Task goal:
In your copy, repeat the records exactly and leave out the pictures.

--- start ---

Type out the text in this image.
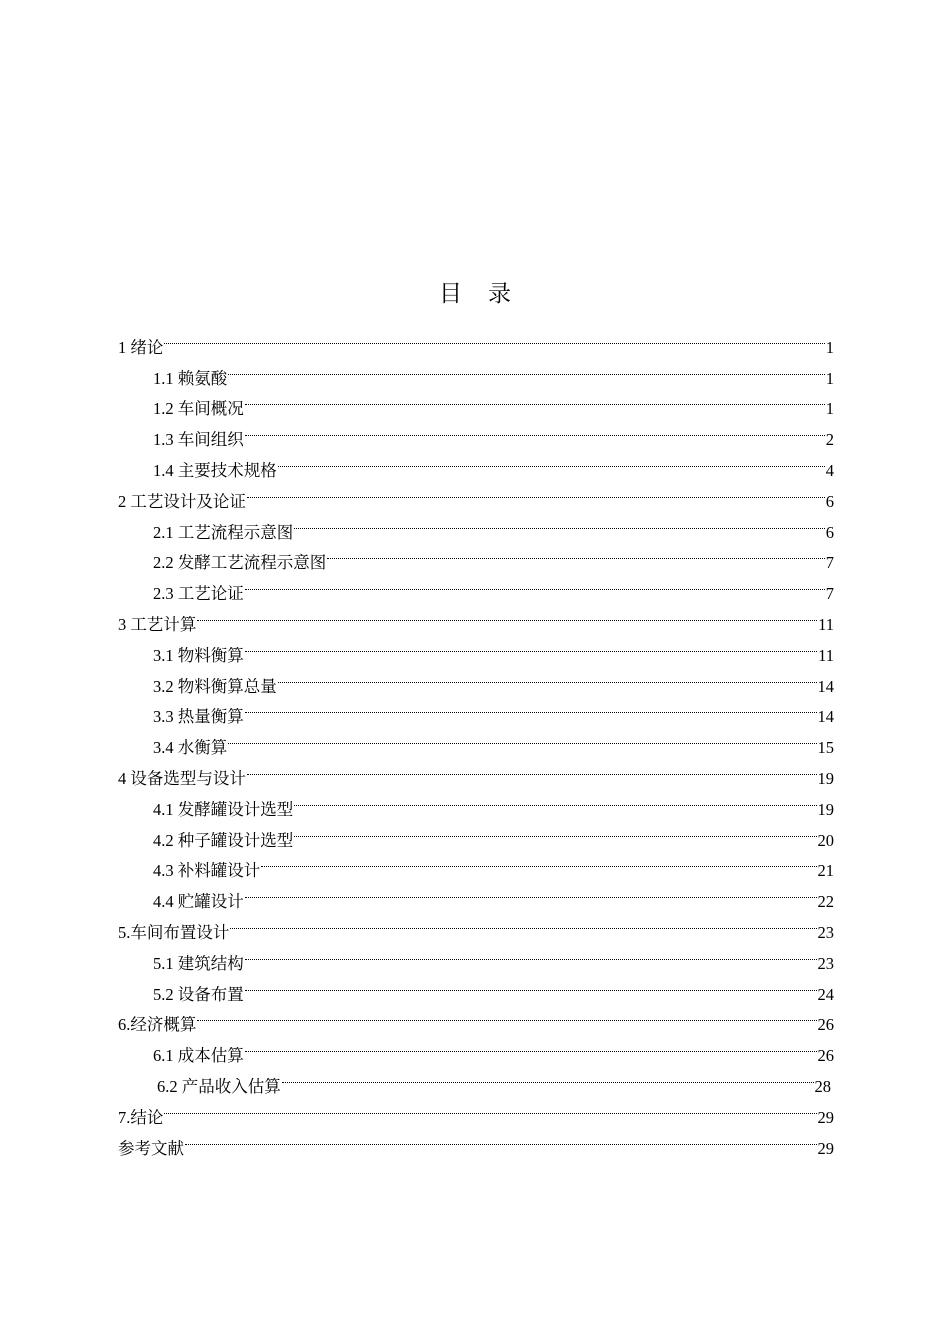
目 录
1 绪论	1
1.1 赖氨酸	1
1.2 车间概况	1
1.3 车间组织	2
1.4 主要技术规格	4
2 工艺设计及论证	6
2.1 工艺流程示意图	6
2.2 发酵工艺流程示意图	7
2.3 工艺论证	7
3 工艺计算	11
3.1 物料衡算	11
3.2 物料衡算总量	14
3.3 热量衡算	14
3.4 水衡算	15
4 设备选型与设计	19
4.1 发酵罐设计选型	19
4.2 种子罐设计选型	20
4.3 补料罐设计	21
4.4 贮罐设计	22
5.车间布置设计	23
5.1 建筑结构	23
5.2 设备布置	24
6.经济概算	26
6.1 成本估算	26
6.2 产品收入估算	28
7.结论	29
参考文献	29
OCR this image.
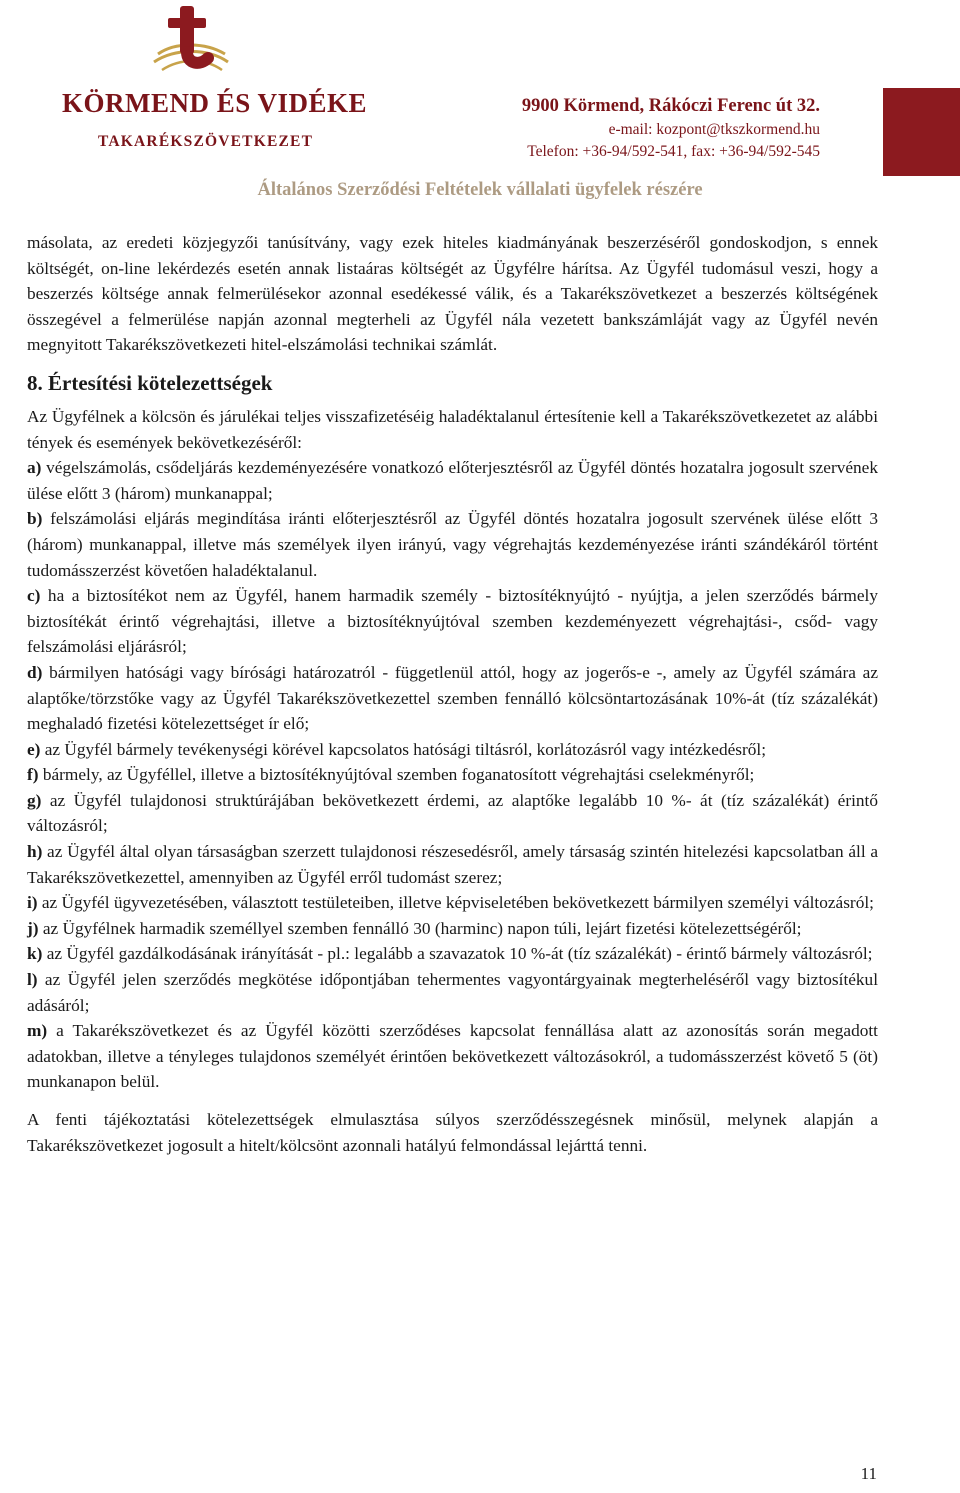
KÖRMEND ÉS VIDÉKE
TAKARÉKSZÖVETKEZET
9900 Körmend, Rákóczi Ferenc út 32.
e-mail: kozpont@tkszkormend.hu
Telefon: +36-94/592-541, fax: +36-94/592-545
Általános Szerződési Feltételek vállalati ügyfelek részére

másolata, az eredeti közjegyzői tanúsítvány, vagy ezek hiteles kiadmányának beszerzéséről gondoskodjon, s ennek költségét, on-line lekérdezés esetén annak listaáras költségét az Ügyfélre hárítsa. Az Ügyfél tudomásul veszi, hogy a beszerzés költsége annak felmerülésekor azonnal esedékessé válik, és a Takarékszövetkezet a beszerzés költségének összegével a felmerülése napján azonnal megterheli az Ügyfél nála vezetett bankszámláját vagy az Ügyfél nevén megnyitott Takarékszövetkezeti hitel-elszámolási technikai számlát.

8. Értesítési kötelezettségek

Az Ügyfélnek a kölcsön és járulékai teljes visszafizetéséig haladéktalanul értesítenie kell a Takarékszövetkezetet az alábbi tények és események bekövetkezéséről:

a) végelszámolás, csődeljárás kezdeményezésére vonatkozó előterjesztésről az Ügyfél döntés hozatalra jogosult szervének ülése előtt 3 (három) munkanappal;

b) felszámolási eljárás megindítása iránti előterjesztésről az Ügyfél döntés hozatalra jogosult szervének ülése előtt 3 (három) munkanappal, illetve más személyek ilyen irányú, vagy végrehajtás kezdeményezése iránti szándékáról történt tudomásszerzést követően haladéktalanul.

c) ha a biztosítékot nem az Ügyfél, hanem harmadik személy - biztosítéknyújtó - nyújtja, a jelen szerződés bármely biztosítékát érintő végrehajtási, illetve a biztosítéknyújtóval szemben kezdeményezett végrehajtási-, csőd- vagy felszámolási eljárásról;

d) bármilyen hatósági vagy bírósági határozatról - függetlenül attól, hogy az jogerős-e -, amely az Ügyfél számára az alaptőke/törzstőke vagy az Ügyfél Takarékszövetkezettel szemben fennálló kölcsöntartozásának 10%-át (tíz százalékát) meghaladó fizetési kötelezettséget ír elő;

e) az Ügyfél bármely tevékenységi körével kapcsolatos hatósági tiltásról, korlátozásról vagy intézkedésről;

f) bármely, az Ügyféllel, illetve a biztosítéknyújtóval szemben foganatosított végrehajtási cselekményről;

g) az Ügyfél tulajdonosi struktúrájában bekövetkezett érdemi, az alaptőke legalább 10 %- át (tíz százalékát) érintő változásról;

h) az Ügyfél által olyan társaságban szerzett tulajdonosi részesedésről, amely társaság szintén hitelezési kapcsolatban áll a Takarékszövetkezettel, amennyiben az Ügyfél erről tudomást szerez;

i) az Ügyfél ügyvezetésében, választott testületeiben, illetve képviseletében bekövetkezett bármilyen személyi változásról;

j) az Ügyfélnek harmadik személlyel szemben fennálló 30 (harminc) napon túli, lejárt fizetési kötelezettségéről;

k) az Ügyfél gazdálkodásának irányítását - pl.: legalább a szavazatok 10 %-át (tíz százalékát) - érintő bármely változásról;

l) az Ügyfél jelen szerződés megkötése időpontjában tehermentes vagyontárgyainak megterheléséről vagy biztosítékul adásáról;

m) a Takarékszövetkezet és az Ügyfél közötti szerződéses kapcsolat fennállása alatt az azonosítás során megadott adatokban, illetve a tényleges tulajdonos személyét érintően bekövetkezett változásokról, a tudomásszerzést követő 5 (öt) munkanapon belül.

A fenti tájékoztatási kötelezettségek elmulasztása súlyos szerződésszegésnek minősül, melynek alapján a Takarékszövetkezet jogosult a hitelt/kölcsönt azonnali hatályú felmondással lejárttá tenni.

11
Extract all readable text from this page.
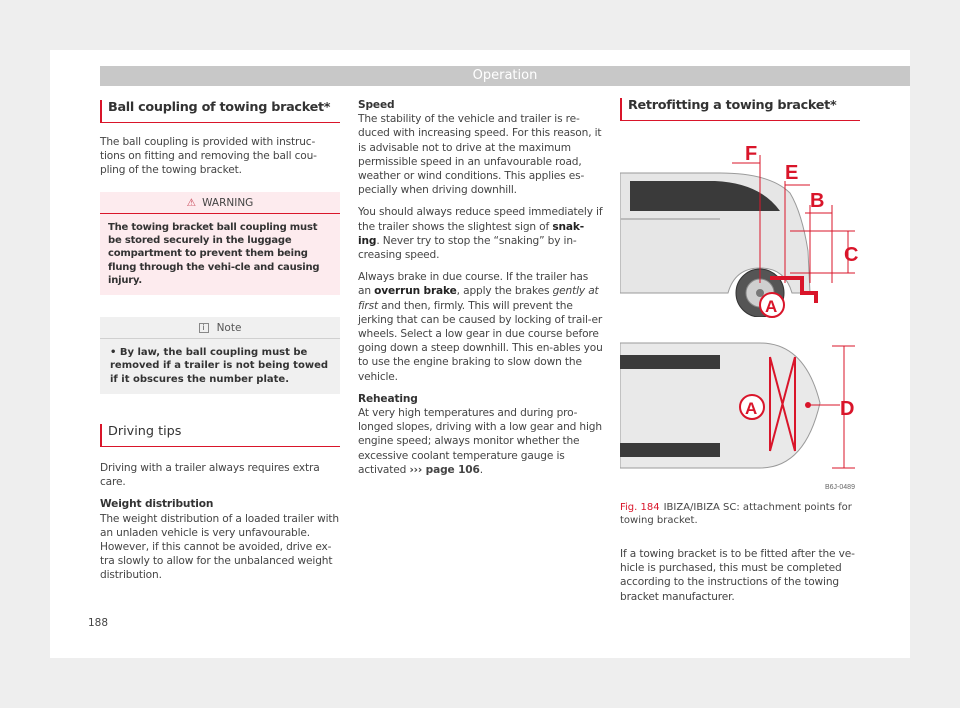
Operation
Ball coupling of towing bracket*

The ball coupling is provided with instruc-tions on fitting and removing the ball cou-pling of the towing bracket.

⚠ WARNING
The towing bracket ball coupling must be stored securely in the luggage compartment to prevent them being flung through the vehi-cle and causing injury.
i Note
• By law, the ball coupling must be removed if a trailer is not being towed if it obscures the number plate.
Driving tips

Driving with a trailer always requires extra care.

Weight distribution

The weight distribution of a loaded trailer with an unladen vehicle is very unfavourable. However, if this cannot be avoided, drive ex-tra slowly to allow for the unbalanced weight distribution.

Speed

The stability of the vehicle and trailer is re-duced with increasing speed. For this reason, it is advisable not to drive at the maximum permissible speed in an unfavourable road, weather or wind conditions. This applies es-pecially when driving downhill.

You should always reduce speed immediately if the trailer shows the slightest sign of snak-ing. Never try to stop the “snaking” by in-creasing speed.

Always brake in due course. If the trailer has an overrun brake, apply the brakes gently at first and then, firmly. This will prevent the jerking that can be caused by locking of trail-er wheels. Select a low gear in due course before going down a steep downhill. This en-ables you to use the engine braking to slow down the vehicle.

Reheating

At very high temperatures and during pro-longed slopes, driving with a low gear and high engine speed; always monitor whether the excessive coolant temperature gauge is activated ››› page 106.

Retrofitting a towing bracket*
F
E
B
C
A
D
A
B6J-0489

Fig. 184 IBIZA/IBIZA SC: attachment points for towing bracket.

If a towing bracket is to be fitted after the ve-hicle is purchased, this must be completed according to the instructions of the towing bracket manufacturer.

188
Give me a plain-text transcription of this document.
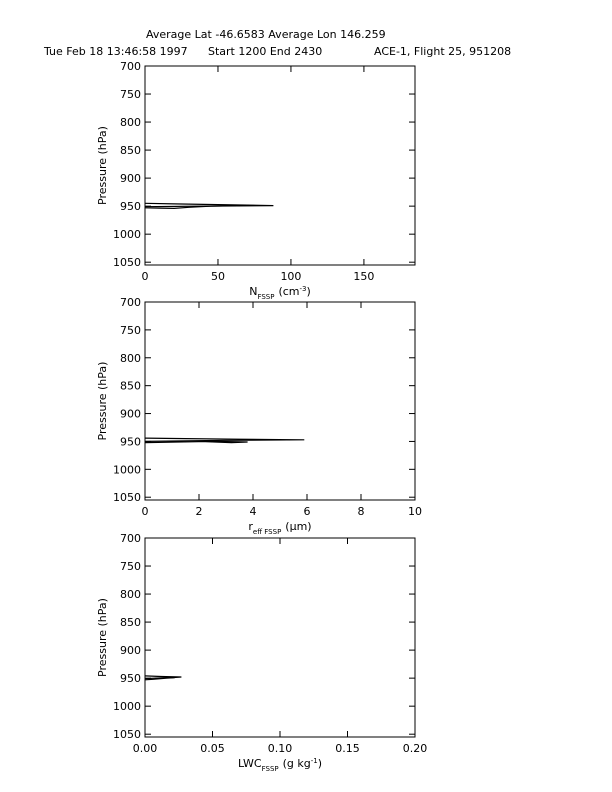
Average Lat -46.6583 Average Lon 146.259
Tue Feb 18 13:46:58 1997 Start 1200 End 2430	ACE-1, Flight 25, 951208
700
750
800
850
900
950
1000
1050
0	50	100	150
Pressure (hPa)
$N_{FSSP}$ $(cm^{-3})$
700
750
800
850
900
950
1000
1050
0	2	4	6	8	10
Pressure (hPa)
$r_{eff FSSP}$ (µm)
700
750
800
850
900
950
1000
1050
0.00	0.05	0.10	0.15	0.20
Pressure (hPa)
$LWC_{FSSP}$ (g $kg^{-1}$)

--- end ---

Answer to the exercise:
Type out the text in this image.
目 录
1 绪论	1
1.1 赖氨酸	1
1.2 车间概况	1
1.3 车间组织	2
1.4 主要技术规格	4
2 工艺设计及论证	6
2.1 工艺流程示意图	6
2.2 发酵工艺流程示意图	7
2.3 工艺论证	7
3 工艺计算	11
3.1 物料衡算	11
3.2 物料衡算总量	14
3.3 热量衡算	14
3.4 水衡算	15
4 设备选型与设计	19
4.1 发酵罐设计选型	19
4.2 种子罐设计选型	20
4.3 补料罐设计	21
4.4 贮罐设计	22
5.车间布置设计	23
5.1 建筑结构	23
5.2 设备布置	24
6.经济概算	26
6.1 成本估算	26
6.2 产品收入估算	28
7.结论	29
参考文献	29
OCR this image.
KÖRMEND ÉS VIDÉKE
TAKARÉKSZÖVETKEZET
9900 Körmend, Rákóczi Ferenc út 32.
e-mail: kozpont@tkszkormend.hu
Telefon: +36-94/592-541, fax: +36-94/592-545
Általános Szerződési Feltételek vállalati ügyfelek részére

másolata, az eredeti közjegyzői tanúsítvány, vagy ezek hiteles kiadmányának beszerzéséről gondoskodjon, s ennek költségét, on-line lekérdezés esetén annak listaáras költségét az Ügyfélre hárítsa. Az Ügyfél tudomásul veszi, hogy a beszerzés költsége annak felmerülésekor azonnal esedékessé válik, és a Takarékszövetkezet a beszerzés költségének összegével a felmerülése napján azonnal megterheli az Ügyfél nála vezetett bankszámláját vagy az Ügyfél nevén megnyitott Takarékszövetkezeti hitel-elszámolási technikai számlát.

8. Értesítési kötelezettségek

Az Ügyfélnek a kölcsön és járulékai teljes visszafizetéséig haladéktalanul értesítenie kell a Takarékszövetkezetet az alábbi tények és események bekövetkezéséről:

a) végelszámolás, csődeljárás kezdeményezésére vonatkozó előterjesztésről az Ügyfél döntés hozatalra jogosult szervének ülése előtt 3 (három) munkanappal;

b) felszámolási eljárás megindítása iránti előterjesztésről az Ügyfél döntés hozatalra jogosult szervének ülése előtt 3 (három) munkanappal, illetve más személyek ilyen irányú, vagy végrehajtás kezdeményezése iránti szándékáról történt tudomásszerzést követően haladéktalanul.

c) ha a biztosítékot nem az Ügyfél, hanem harmadik személy - biztosítéknyújtó - nyújtja, a jelen szerződés bármely biztosítékát érintő végrehajtási, illetve a biztosítéknyújtóval szemben kezdeményezett végrehajtási-, csőd- vagy felszámolási eljárásról;

d) bármilyen hatósági vagy bírósági határozatról - függetlenül attól, hogy az jogerős-e -, amely az Ügyfél számára az alaptőke/törzstőke vagy az Ügyfél Takarékszövetkezettel szemben fennálló kölcsöntartozásának 10%-át (tíz százalékát) meghaladó fizetési kötelezettséget ír elő;

e) az Ügyfél bármely tevékenységi körével kapcsolatos hatósági tiltásról, korlátozásról vagy intézkedésről;

f) bármely, az Ügyféllel, illetve a biztosítéknyújtóval szemben foganatosított végrehajtási cselekményről;

g) az Ügyfél tulajdonosi struktúrájában bekövetkezett érdemi, az alaptőke legalább 10 %- át (tíz százalékát) érintő változásról;

h) az Ügyfél által olyan társaságban szerzett tulajdonosi részesedésről, amely társaság szintén hitelezési kapcsolatban áll a Takarékszövetkezettel, amennyiben az Ügyfél erről tudomást szerez;

i) az Ügyfél ügyvezetésében, választott testületeiben, illetve képviseletében bekövetkezett bármilyen személyi változásról;

j) az Ügyfélnek harmadik személlyel szemben fennálló 30 (harminc) napon túli, lejárt fizetési kötelezettségéről;

k) az Ügyfél gazdálkodásának irányítását - pl.: legalább a szavazatok 10 %-át (tíz százalékát) - érintő bármely változásról;

l) az Ügyfél jelen szerződés megkötése időpontjában tehermentes vagyontárgyainak megterheléséről vagy biztosítékul adásáról;

m) a Takarékszövetkezet és az Ügyfél közötti szerződéses kapcsolat fennállása alatt az azonosítás során megadott adatokban, illetve a tényleges tulajdonos személyét érintően bekövetkezett változásokról, a tudomásszerzést követő 5 (öt) munkanapon belül.

A fenti tájékoztatási kötelezettségek elmulasztása súlyos szerződésszegésnek minősül, melynek alapján a Takarékszövetkezet jogosult a hitelt/kölcsönt azonnali hatályú felmondással lejárttá tenni.

11
Extract all readable text from this page.
Operation
Ball coupling of towing bracket*

The ball coupling is provided with instruc-tions on fitting and removing the ball cou-pling of the towing bracket.

⚠ WARNING
The towing bracket ball coupling must be stored securely in the luggage compartment to prevent them being flung through the vehi-cle and causing injury.
i Note
• By law, the ball coupling must be removed if a trailer is not being towed if it obscures the number plate.
Driving tips

Driving with a trailer always requires extra care.

Weight distribution

The weight distribution of a loaded trailer with an unladen vehicle is very unfavourable. However, if this cannot be avoided, drive ex-tra slowly to allow for the unbalanced weight distribution.

Speed

The stability of the vehicle and trailer is re-duced with increasing speed. For this reason, it is advisable not to drive at the maximum permissible speed in an unfavourable road, weather or wind conditions. This applies es-pecially when driving downhill.

You should always reduce speed immediately if the trailer shows the slightest sign of snak-ing. Never try to stop the “snaking” by in-creasing speed.

Always brake in due course. If the trailer has an overrun brake, apply the brakes gently at first and then, firmly. This will prevent the jerking that can be caused by locking of trail-er wheels. Select a low gear in due course before going down a steep downhill. This en-ables you to use the engine braking to slow down the vehicle.

Reheating

At very high temperatures and during pro-longed slopes, driving with a low gear and high engine speed; always monitor whether the excessive coolant temperature gauge is activated ››› page 106.

Retrofitting a towing bracket*
F
E
B
C
A
D
A
B6J-0489

Fig. 184 IBIZA/IBIZA SC: attachment points for towing bracket.

If a towing bracket is to be fitted after the ve-hicle is purchased, this must be completed according to the instructions of the towing bracket manufacturer.

188
Give me a plain-text transcription of this document.
Average Lat -46.6583 Average Lon 146.259
Tue Feb 18 13:46:58 1997 Start 1200 End 2430	ACE-1, Flight 25, 951208
700
750
800
850
900
950
1000
1050
0	50	100	150
Pressure (hPa)
$N_{FSSP}$ $(cm^{-3})$
700
750
800
850
900
950
1000
1050
0	2	4	6	8	10
Pressure (hPa)
$r_{eff FSSP}$ (µm)
700
750
800
850
900
950
1000
1050
0.00	0.05	0.10	0.15	0.20
Pressure (hPa)
$LWC_{FSSP}$ (g $kg^{-1}$)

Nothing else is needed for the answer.